# Task
Return every entry exactly as written.

Excerpt from a dataset
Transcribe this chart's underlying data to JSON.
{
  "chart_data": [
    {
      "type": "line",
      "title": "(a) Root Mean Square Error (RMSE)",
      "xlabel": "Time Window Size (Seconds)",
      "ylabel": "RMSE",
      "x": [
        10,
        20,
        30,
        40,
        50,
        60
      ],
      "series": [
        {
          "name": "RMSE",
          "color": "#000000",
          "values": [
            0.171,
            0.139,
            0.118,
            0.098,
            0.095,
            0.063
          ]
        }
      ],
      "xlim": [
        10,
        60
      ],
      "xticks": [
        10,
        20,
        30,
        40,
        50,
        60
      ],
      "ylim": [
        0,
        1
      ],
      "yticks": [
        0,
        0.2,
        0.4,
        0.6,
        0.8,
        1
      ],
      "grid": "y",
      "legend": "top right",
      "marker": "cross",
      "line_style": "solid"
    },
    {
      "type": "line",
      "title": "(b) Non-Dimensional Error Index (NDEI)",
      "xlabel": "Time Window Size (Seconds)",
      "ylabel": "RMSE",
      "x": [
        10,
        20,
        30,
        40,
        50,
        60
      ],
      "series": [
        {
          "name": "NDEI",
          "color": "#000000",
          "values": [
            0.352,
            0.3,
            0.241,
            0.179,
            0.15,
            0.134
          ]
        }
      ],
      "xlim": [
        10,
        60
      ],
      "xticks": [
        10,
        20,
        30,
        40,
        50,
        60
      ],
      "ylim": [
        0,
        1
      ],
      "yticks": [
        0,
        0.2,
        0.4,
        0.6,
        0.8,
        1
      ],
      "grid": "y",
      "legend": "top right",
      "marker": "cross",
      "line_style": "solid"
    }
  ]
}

# Written response
Transcribe this chart's underlying data to JSON.
{
  "chart_data": [
    {
      "type": "line",
      "title": "(a) Root Mean Square Error (RMSE)",
      "xlabel": "Time Window Size (Seconds)",
      "ylabel": "RMSE",
      "x": [
        10,
        20,
        30,
        40,
        50,
        60
      ],
      "series": [
        {
          "name": "RMSE",
          "color": "#000000",
          "values": [
            0.171,
            0.139,
            0.118,
            0.098,
            0.095,
            0.063
          ]
        }
      ],
      "xlim": [
        10,
        60
      ],
      "xticks": [
        10,
        20,
        30,
        40,
        50,
        60
      ],
      "ylim": [
        0,
        1
      ],
      "yticks": [
        0,
        0.2,
        0.4,
        0.6,
        0.8,
        1
      ],
      "grid": "y",
      "legend": "top right",
      "marker": "cross",
      "line_style": "solid"
    },
    {
      "type": "line",
      "title": "(b) Non-Dimensional Error Index (NDEI)",
      "xlabel": "Time Window Size (Seconds)",
      "ylabel": "RMSE",
      "x": [
        10,
        20,
        30,
        40,
        50,
        60
      ],
      "series": [
        {
          "name": "NDEI",
          "color": "#000000",
          "values": [
            0.352,
            0.3,
            0.241,
            0.179,
            0.15,
            0.134
          ]
        }
      ],
      "xlim": [
        10,
        60
      ],
      "xticks": [
        10,
        20,
        30,
        40,
        50,
        60
      ],
      "ylim": [
        0,
        1
      ],
      "yticks": [
        0,
        0.2,
        0.4,
        0.6,
        0.8,
        1
      ],
      "grid": "y",
      "legend": "top right",
      "marker": "cross",
      "line_style": "solid"
    }
  ]
}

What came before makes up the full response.